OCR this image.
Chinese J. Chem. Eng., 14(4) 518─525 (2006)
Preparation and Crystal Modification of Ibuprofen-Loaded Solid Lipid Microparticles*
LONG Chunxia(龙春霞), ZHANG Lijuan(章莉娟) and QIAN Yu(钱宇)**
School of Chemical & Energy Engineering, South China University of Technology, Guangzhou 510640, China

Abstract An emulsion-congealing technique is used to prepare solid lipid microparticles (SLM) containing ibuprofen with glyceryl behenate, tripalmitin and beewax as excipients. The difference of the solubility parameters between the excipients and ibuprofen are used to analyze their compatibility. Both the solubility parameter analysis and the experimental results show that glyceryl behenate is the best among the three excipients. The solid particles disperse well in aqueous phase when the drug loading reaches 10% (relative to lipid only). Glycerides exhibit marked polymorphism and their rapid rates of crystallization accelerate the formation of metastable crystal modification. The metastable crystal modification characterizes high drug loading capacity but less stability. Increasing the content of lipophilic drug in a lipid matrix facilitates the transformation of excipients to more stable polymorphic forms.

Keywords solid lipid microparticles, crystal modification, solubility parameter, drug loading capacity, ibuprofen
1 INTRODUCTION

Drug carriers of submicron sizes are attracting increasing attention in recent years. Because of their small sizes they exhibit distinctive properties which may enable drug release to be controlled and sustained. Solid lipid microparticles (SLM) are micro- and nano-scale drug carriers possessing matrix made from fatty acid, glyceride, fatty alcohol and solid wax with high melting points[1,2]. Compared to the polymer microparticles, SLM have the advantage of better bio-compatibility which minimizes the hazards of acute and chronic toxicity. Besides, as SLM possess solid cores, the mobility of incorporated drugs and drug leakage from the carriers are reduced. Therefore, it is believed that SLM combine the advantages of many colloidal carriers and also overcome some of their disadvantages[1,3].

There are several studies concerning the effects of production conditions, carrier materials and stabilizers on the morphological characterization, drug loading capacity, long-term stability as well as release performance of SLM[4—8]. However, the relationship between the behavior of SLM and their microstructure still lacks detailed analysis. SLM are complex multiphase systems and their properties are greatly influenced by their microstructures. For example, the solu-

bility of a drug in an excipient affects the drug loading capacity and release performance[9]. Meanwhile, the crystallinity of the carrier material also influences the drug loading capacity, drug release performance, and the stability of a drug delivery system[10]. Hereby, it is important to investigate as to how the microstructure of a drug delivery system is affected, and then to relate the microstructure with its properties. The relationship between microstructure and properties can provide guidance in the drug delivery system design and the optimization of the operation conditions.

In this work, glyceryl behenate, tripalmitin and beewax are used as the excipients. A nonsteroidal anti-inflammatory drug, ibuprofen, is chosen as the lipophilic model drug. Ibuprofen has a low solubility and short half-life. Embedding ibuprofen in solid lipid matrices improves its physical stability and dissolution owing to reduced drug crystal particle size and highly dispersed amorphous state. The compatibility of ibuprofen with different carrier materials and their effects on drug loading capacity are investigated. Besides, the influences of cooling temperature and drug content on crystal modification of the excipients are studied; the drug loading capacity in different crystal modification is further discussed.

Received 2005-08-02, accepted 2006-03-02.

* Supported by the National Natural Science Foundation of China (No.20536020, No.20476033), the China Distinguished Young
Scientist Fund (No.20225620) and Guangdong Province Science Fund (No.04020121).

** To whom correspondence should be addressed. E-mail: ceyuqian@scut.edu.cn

::::::

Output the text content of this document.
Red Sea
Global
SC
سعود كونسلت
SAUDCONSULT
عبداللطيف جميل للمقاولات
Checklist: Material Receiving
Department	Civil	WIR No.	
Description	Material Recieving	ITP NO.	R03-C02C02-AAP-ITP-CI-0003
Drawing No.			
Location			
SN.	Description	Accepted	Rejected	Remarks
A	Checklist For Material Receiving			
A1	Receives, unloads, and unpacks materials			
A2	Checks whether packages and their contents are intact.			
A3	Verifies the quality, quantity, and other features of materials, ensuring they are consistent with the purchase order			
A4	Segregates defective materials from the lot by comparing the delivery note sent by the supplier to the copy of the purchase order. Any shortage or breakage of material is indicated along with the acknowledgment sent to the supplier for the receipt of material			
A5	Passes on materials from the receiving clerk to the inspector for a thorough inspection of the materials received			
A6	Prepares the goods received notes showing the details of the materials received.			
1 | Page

::::::

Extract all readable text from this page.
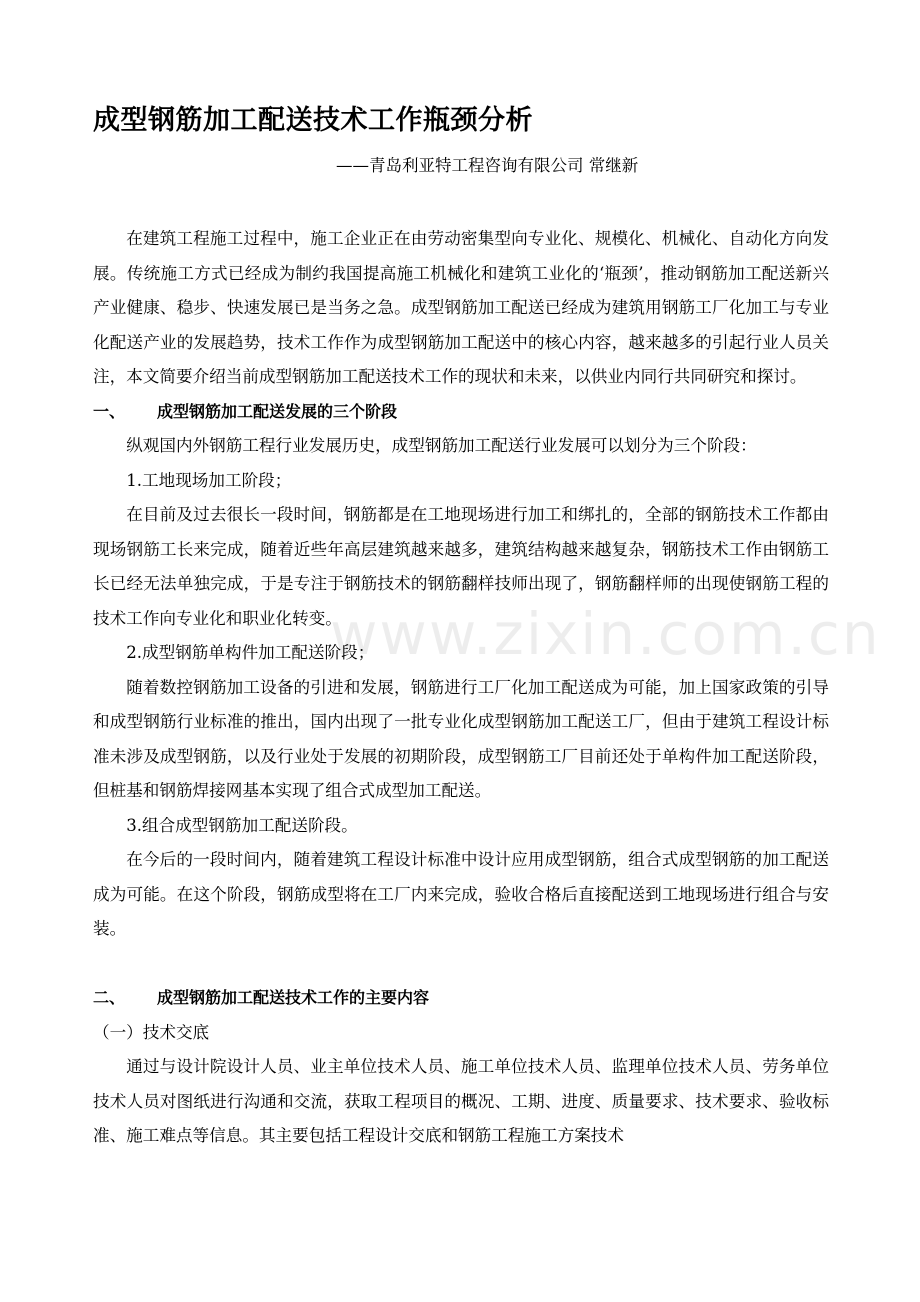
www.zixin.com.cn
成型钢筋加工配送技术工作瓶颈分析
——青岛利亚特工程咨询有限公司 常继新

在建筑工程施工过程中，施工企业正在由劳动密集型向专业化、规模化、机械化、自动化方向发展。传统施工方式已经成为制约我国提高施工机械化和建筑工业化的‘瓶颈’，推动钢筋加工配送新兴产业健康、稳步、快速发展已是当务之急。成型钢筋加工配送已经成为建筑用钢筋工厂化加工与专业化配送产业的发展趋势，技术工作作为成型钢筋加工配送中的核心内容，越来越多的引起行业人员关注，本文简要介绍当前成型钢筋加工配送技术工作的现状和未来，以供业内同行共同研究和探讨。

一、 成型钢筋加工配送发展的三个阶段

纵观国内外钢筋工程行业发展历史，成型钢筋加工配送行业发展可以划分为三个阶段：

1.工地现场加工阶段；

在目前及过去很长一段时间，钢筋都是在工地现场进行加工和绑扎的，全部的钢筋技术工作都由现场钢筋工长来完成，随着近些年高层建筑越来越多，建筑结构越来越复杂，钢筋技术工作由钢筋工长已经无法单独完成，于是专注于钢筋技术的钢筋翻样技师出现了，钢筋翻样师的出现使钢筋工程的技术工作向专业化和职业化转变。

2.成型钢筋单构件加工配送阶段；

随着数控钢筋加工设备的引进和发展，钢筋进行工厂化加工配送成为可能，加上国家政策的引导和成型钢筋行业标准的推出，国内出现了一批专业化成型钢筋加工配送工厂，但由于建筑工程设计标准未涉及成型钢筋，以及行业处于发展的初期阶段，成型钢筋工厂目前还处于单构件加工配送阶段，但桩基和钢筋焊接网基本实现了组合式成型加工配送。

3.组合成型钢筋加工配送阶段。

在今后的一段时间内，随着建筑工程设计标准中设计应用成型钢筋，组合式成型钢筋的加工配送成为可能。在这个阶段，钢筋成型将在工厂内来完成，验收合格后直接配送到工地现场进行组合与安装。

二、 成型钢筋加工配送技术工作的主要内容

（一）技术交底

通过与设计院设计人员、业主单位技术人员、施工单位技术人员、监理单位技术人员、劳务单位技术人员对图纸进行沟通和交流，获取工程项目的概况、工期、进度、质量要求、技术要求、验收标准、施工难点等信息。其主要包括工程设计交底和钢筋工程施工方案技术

::::::

→ Problem statement
Return only the number of lines in the preceding records that contain the string "Description".

→ Solution to this exercise
2